─── Provided records

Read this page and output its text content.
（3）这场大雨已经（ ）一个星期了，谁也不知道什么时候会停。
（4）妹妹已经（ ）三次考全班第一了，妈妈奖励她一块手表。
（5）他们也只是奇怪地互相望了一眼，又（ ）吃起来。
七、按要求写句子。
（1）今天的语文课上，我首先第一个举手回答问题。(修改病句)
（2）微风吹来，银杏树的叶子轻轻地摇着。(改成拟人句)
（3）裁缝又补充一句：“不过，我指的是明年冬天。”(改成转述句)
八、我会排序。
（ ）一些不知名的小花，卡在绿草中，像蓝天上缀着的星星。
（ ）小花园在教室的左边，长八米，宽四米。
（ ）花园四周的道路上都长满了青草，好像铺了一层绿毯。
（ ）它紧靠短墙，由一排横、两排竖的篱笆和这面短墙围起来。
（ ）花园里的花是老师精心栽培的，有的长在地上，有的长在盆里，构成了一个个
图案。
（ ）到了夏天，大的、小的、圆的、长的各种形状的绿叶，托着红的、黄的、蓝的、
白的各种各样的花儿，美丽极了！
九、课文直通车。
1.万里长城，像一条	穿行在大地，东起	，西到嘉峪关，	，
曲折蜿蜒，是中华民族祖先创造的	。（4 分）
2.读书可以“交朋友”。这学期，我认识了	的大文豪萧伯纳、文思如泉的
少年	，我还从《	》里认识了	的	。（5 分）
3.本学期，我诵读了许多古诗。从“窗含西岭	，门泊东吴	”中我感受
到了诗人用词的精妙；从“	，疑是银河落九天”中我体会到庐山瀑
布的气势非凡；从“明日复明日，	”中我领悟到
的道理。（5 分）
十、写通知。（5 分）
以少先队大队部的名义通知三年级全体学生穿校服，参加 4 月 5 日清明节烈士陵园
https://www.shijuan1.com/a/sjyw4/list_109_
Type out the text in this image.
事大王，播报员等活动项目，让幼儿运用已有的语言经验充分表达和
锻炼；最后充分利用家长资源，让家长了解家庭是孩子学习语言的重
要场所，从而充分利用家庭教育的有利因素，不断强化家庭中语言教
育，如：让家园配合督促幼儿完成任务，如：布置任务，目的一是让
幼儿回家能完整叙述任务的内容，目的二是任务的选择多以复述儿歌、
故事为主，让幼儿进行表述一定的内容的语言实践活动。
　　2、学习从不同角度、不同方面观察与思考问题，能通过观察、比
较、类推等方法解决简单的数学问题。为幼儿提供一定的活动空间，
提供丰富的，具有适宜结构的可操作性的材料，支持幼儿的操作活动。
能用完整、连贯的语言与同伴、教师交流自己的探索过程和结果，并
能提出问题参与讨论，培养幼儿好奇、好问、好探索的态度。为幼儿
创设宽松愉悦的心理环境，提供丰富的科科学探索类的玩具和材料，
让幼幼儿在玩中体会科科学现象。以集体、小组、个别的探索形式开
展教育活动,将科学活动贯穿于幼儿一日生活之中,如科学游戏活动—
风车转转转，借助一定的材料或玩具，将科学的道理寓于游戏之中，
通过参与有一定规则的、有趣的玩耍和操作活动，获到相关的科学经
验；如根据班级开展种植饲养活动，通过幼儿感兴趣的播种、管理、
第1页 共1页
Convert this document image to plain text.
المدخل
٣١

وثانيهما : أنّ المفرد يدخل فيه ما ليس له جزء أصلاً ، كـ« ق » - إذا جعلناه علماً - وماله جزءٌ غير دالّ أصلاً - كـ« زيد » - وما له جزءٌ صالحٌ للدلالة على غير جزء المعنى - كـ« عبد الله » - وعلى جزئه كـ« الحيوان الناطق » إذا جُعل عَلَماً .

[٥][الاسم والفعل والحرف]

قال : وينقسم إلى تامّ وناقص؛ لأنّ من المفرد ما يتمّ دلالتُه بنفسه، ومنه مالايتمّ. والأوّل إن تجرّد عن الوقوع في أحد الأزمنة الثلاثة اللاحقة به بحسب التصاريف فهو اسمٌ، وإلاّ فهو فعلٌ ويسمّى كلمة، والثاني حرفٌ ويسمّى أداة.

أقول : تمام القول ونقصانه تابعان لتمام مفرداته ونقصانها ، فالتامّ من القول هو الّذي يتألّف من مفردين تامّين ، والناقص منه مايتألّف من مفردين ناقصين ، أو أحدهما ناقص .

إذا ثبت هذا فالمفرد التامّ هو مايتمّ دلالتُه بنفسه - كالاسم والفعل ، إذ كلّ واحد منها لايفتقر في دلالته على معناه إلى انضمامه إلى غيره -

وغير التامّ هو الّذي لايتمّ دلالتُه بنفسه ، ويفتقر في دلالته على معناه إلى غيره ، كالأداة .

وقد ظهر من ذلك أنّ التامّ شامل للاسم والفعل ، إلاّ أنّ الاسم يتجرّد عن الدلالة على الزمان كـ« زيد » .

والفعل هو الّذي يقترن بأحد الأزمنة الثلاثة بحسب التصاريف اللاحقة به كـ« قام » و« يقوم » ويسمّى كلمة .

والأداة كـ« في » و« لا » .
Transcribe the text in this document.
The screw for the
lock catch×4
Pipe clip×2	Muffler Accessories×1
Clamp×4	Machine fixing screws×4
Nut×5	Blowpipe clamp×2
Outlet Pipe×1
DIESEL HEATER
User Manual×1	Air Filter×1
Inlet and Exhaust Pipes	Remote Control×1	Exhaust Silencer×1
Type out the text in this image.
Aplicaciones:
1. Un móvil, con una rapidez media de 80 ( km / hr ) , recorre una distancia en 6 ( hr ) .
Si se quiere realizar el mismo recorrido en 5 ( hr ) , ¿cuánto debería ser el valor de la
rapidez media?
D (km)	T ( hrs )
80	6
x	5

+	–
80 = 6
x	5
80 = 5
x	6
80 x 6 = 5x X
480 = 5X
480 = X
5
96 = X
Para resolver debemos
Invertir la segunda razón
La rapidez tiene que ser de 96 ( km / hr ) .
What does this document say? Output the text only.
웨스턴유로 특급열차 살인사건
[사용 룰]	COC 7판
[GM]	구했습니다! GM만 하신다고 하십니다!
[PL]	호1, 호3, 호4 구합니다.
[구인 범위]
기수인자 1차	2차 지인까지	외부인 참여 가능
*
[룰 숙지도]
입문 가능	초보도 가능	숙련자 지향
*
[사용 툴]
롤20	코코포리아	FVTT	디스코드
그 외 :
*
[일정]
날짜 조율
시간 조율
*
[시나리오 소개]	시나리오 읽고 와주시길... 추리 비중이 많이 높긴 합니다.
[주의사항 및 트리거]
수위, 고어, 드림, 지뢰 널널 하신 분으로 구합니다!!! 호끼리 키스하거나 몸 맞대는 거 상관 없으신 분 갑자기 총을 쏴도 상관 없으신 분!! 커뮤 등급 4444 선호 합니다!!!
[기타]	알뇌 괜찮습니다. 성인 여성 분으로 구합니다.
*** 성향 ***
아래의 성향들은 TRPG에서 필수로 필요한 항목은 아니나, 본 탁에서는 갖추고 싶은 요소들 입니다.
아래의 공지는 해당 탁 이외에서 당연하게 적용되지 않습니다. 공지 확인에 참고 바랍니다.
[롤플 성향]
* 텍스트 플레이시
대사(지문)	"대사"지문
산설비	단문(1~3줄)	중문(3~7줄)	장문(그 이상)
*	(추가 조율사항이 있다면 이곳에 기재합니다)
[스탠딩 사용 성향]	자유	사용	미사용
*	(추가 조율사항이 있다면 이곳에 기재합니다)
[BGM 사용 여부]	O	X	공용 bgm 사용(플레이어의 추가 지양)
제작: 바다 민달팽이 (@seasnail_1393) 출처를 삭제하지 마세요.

──────

— Written problem —
Look over the records above and copy each line that includes the string "كلمة".

— Final answer —
قال : وينقسم إلى تامّ وناقص؛ لأنّ من المفرد ما يتمّ دلالتُه بنفسه، ومنه مالايتمّ. والأوّل إن تجرّد عن الوقوع في أحد الأزمنة الثلاثة اللاحقة به بحسب التصاريف فهو اسمٌ، وإلاّ فهو فعلٌ ويسمّى كلمة، والثاني حرفٌ ويسمّى أداة.
والفعل هو الّذي يقترن بأحد الأزمنة الثلاثة بحسب التصاريف اللاحقة به كـ« قام » و« يقوم » ويسمّى كلمة .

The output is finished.